Instructions for the task. How many of these lines hold the string "JSON"? Answer with the number only.

Given data.
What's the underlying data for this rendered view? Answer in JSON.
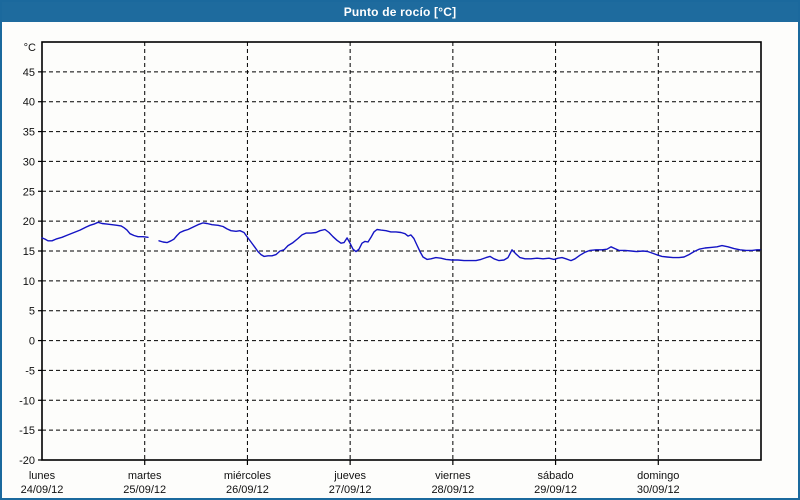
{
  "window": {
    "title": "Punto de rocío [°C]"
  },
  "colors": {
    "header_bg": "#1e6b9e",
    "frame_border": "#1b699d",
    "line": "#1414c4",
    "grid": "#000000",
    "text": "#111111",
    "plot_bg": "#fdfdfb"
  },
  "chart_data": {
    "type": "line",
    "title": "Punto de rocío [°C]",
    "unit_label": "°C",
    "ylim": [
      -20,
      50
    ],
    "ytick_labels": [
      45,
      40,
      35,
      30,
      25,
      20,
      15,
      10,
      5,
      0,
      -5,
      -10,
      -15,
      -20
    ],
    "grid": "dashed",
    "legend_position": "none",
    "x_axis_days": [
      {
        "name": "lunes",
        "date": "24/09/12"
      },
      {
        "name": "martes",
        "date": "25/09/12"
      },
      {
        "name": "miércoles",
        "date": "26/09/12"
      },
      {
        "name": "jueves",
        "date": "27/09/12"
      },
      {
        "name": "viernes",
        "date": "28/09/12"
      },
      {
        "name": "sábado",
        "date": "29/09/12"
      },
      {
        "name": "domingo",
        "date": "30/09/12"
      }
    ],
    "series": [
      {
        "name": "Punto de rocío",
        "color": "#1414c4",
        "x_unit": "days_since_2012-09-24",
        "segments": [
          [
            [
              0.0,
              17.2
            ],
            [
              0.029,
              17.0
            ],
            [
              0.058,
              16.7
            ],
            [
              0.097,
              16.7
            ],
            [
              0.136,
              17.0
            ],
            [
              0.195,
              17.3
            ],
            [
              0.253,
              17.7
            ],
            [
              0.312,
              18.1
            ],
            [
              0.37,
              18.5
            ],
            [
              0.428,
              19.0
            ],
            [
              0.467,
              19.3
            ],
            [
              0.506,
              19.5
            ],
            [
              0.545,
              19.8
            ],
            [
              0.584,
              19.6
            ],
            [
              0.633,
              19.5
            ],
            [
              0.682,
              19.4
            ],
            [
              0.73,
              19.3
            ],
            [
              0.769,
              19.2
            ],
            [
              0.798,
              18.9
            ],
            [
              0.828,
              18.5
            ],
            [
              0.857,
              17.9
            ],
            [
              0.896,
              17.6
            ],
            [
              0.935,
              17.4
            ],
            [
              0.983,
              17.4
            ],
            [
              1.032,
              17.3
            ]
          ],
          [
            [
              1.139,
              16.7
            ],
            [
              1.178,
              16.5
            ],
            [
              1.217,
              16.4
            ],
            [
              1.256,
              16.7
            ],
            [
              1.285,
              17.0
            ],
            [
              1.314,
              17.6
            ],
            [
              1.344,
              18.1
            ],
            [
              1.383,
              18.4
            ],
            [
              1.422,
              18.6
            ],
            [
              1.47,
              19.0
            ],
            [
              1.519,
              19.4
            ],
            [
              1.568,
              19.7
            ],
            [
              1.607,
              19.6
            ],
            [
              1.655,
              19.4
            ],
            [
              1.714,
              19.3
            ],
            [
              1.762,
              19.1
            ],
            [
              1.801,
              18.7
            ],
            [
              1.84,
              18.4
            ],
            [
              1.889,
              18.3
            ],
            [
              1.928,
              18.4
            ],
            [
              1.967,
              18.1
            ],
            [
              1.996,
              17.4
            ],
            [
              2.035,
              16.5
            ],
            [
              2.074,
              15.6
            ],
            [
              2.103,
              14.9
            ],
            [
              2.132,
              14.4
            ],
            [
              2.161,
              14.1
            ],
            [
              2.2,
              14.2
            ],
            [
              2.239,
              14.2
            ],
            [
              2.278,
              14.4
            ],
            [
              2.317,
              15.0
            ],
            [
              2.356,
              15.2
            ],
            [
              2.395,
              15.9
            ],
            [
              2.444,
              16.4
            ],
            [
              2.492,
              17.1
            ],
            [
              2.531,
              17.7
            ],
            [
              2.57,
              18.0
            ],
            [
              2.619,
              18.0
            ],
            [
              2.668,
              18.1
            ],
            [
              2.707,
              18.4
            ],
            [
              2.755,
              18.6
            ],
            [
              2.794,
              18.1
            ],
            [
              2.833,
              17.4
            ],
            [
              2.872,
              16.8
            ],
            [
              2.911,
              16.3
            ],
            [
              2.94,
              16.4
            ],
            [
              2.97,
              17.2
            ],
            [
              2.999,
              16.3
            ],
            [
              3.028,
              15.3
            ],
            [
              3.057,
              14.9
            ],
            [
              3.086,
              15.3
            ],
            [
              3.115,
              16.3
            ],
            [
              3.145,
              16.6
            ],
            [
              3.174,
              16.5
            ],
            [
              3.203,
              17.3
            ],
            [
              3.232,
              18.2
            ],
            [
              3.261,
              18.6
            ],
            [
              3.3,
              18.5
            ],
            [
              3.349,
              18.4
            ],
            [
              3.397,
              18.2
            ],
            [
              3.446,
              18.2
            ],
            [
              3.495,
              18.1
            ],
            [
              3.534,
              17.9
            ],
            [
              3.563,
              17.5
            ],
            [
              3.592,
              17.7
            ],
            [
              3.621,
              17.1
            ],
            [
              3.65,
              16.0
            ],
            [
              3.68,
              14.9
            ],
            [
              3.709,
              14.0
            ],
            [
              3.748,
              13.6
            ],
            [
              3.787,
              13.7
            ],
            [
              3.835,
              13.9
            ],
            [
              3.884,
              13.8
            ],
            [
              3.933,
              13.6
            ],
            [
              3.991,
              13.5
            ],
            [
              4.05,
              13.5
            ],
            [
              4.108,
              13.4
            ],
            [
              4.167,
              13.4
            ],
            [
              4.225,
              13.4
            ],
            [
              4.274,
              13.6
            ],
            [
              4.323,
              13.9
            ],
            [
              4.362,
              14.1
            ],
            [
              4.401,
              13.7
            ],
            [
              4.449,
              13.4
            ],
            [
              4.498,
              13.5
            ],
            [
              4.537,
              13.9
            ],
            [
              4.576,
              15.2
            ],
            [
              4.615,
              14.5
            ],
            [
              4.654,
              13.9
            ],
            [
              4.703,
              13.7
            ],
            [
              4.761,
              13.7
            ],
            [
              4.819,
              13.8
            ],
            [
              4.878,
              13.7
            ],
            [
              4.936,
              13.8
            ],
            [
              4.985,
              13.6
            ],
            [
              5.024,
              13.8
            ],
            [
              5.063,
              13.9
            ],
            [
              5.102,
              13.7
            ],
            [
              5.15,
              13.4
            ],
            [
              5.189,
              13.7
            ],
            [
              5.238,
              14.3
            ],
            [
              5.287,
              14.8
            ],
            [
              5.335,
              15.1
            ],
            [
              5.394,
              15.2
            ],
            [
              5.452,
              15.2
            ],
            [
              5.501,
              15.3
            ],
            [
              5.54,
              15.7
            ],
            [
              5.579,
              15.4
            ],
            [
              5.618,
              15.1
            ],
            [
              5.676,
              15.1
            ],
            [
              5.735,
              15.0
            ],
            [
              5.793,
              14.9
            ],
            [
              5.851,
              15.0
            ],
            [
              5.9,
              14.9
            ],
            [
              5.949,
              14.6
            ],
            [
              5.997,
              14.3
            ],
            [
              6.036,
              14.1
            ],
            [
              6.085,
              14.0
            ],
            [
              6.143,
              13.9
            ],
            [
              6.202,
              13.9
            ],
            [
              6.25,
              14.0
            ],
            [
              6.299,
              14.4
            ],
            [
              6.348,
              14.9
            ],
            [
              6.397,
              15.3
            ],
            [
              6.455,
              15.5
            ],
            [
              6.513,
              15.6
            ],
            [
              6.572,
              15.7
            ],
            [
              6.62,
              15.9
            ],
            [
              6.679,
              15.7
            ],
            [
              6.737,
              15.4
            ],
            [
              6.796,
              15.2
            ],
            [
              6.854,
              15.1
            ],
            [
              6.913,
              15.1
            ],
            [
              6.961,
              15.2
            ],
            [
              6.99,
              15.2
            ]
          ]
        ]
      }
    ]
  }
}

==

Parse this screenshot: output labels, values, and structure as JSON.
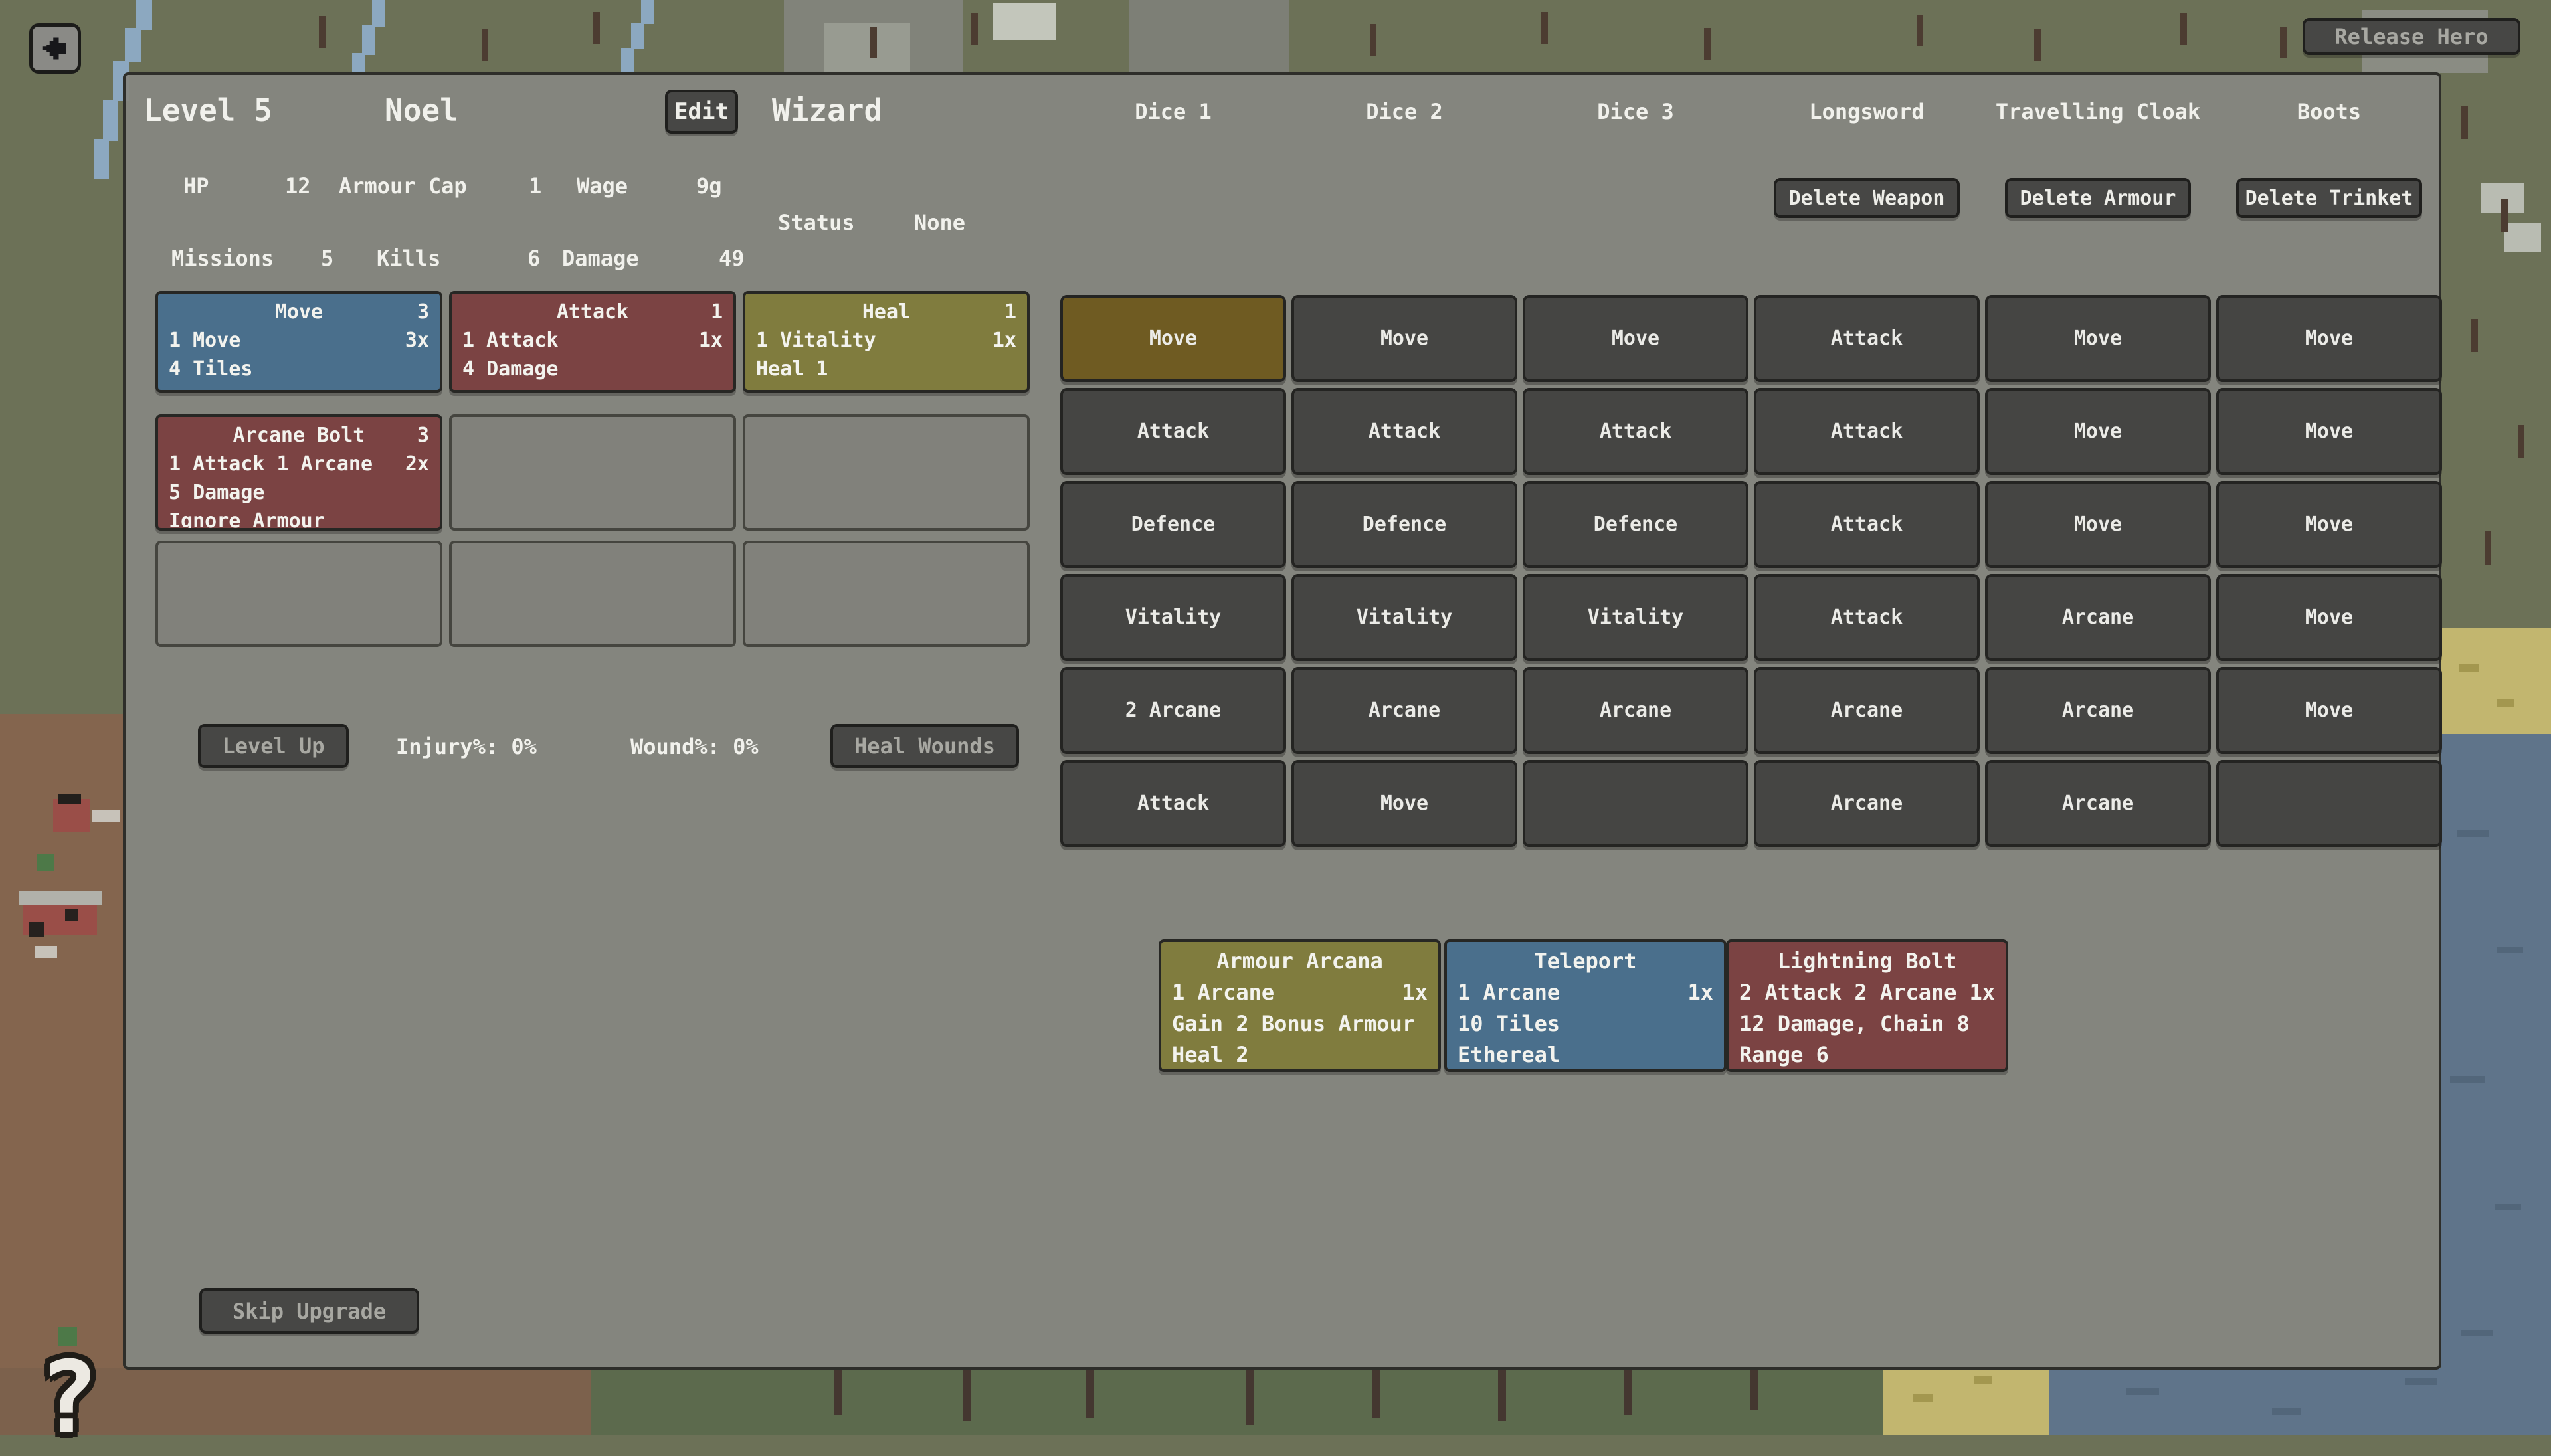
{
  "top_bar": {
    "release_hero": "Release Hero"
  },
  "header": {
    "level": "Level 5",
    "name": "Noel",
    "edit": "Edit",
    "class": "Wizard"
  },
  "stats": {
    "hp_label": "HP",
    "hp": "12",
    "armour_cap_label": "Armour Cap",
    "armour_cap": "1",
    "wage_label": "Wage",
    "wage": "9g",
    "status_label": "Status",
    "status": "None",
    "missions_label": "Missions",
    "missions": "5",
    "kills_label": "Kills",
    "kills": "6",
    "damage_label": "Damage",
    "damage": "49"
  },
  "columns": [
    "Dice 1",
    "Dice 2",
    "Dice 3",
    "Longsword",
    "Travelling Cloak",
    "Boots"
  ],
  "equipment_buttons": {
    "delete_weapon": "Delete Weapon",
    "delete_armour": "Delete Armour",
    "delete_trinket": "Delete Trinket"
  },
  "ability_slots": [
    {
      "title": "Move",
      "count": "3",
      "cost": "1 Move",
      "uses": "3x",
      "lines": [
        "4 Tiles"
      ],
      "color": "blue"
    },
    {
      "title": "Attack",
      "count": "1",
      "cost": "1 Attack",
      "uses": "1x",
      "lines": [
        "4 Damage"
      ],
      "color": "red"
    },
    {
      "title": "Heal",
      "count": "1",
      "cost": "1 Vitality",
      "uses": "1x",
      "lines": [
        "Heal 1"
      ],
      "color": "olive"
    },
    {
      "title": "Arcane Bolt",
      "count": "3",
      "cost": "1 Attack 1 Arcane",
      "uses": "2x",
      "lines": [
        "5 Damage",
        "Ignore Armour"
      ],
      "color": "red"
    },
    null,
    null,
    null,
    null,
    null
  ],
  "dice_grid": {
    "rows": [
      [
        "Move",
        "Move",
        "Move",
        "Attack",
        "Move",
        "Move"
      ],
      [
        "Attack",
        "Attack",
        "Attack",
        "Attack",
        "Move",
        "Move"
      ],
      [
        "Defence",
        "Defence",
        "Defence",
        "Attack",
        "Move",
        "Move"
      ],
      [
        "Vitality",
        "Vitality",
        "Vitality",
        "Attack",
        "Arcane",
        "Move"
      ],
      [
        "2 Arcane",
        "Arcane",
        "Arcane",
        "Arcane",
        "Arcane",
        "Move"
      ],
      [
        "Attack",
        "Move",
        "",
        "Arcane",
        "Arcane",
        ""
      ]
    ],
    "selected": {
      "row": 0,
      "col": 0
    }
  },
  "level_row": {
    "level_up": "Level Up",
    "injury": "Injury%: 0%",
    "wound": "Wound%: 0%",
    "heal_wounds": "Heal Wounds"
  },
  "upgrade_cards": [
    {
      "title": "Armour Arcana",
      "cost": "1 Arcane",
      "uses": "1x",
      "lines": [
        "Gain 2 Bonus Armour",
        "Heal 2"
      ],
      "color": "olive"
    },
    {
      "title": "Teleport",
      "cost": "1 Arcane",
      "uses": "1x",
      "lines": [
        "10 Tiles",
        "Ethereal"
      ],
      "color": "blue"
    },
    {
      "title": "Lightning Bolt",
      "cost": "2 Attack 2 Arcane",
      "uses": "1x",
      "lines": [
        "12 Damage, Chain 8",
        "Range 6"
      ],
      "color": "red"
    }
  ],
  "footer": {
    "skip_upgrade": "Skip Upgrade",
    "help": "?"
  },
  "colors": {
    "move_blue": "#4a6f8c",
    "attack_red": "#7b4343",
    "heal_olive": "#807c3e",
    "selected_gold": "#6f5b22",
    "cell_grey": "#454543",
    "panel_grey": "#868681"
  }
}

...

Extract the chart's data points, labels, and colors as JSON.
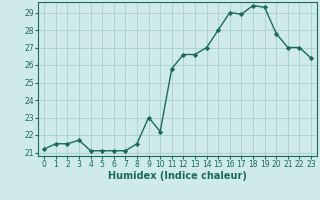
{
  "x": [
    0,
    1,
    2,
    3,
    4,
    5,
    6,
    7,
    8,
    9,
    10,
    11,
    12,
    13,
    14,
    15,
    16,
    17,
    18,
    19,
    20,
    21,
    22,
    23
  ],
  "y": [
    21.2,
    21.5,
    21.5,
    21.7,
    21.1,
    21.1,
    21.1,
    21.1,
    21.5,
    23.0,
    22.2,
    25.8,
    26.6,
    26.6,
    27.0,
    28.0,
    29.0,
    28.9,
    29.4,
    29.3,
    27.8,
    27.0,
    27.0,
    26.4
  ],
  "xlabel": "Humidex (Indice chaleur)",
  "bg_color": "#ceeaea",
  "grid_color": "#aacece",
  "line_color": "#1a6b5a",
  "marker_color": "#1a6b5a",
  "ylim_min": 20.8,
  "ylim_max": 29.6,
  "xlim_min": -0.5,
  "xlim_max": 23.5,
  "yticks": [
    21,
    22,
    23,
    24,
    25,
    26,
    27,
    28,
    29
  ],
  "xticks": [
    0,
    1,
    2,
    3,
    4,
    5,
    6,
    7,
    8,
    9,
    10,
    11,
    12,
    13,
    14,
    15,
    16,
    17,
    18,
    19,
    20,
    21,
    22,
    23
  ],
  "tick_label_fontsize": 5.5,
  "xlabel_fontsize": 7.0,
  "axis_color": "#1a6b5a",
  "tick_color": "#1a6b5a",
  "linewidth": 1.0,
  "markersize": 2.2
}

Full solution. 3